> [What is asked]: Write out, exactly as they appear, only the lines running from the line with "What text is on this page?" to the final line of the listing; include both.

══════════

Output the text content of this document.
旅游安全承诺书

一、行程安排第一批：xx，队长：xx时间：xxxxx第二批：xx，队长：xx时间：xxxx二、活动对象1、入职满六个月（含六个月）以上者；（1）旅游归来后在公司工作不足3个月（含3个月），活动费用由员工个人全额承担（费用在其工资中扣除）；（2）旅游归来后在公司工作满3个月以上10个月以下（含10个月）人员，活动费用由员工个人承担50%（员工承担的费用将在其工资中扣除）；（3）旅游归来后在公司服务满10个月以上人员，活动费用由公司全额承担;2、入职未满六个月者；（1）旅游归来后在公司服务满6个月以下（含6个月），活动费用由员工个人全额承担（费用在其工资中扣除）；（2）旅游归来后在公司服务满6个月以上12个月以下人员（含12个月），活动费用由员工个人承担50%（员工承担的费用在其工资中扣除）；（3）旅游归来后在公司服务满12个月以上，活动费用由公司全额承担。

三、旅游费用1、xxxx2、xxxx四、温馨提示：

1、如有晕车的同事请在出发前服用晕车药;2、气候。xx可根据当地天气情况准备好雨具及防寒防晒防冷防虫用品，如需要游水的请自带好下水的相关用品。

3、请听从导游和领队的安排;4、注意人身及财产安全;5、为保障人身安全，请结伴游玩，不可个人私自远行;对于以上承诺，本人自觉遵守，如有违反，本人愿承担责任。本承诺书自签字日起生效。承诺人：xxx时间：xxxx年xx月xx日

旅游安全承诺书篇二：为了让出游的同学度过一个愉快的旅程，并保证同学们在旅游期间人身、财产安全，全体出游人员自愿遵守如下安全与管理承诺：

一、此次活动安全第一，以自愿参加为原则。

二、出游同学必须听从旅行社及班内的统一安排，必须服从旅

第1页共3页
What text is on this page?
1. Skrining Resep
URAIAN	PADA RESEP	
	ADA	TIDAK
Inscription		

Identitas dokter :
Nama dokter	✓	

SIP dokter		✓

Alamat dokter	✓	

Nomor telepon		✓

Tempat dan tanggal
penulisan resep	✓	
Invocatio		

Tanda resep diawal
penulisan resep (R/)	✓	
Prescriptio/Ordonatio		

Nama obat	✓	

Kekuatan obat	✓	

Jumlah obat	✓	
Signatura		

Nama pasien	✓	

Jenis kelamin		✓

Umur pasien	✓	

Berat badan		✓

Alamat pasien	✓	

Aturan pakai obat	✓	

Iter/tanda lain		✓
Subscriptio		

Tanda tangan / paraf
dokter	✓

══════════

> [Answer to the task]:
What text is on this page?
1. Skrining Resep
URAIAN	PADA RESEP	
	ADA	TIDAK
Inscription		

Identitas dokter :
Nama dokter	✓	

SIP dokter		✓

Alamat dokter	✓	

Nomor telepon		✓

Tempat dan tanggal
penulisan resep	✓	
Invocatio		

Tanda resep diawal
penulisan resep (R/)	✓	
Prescriptio/Ordonatio		

Nama obat	✓	

Kekuatan obat	✓	

Jumlah obat	✓	
Signatura		

Nama pasien	✓	

Jenis kelamin		✓

Umur pasien	✓	

Berat badan		✓

Alamat pasien	✓	

Aturan pakai obat	✓	

Iter/tanda lain		✓
Subscriptio		

Tanda tangan / paraf
dokter	✓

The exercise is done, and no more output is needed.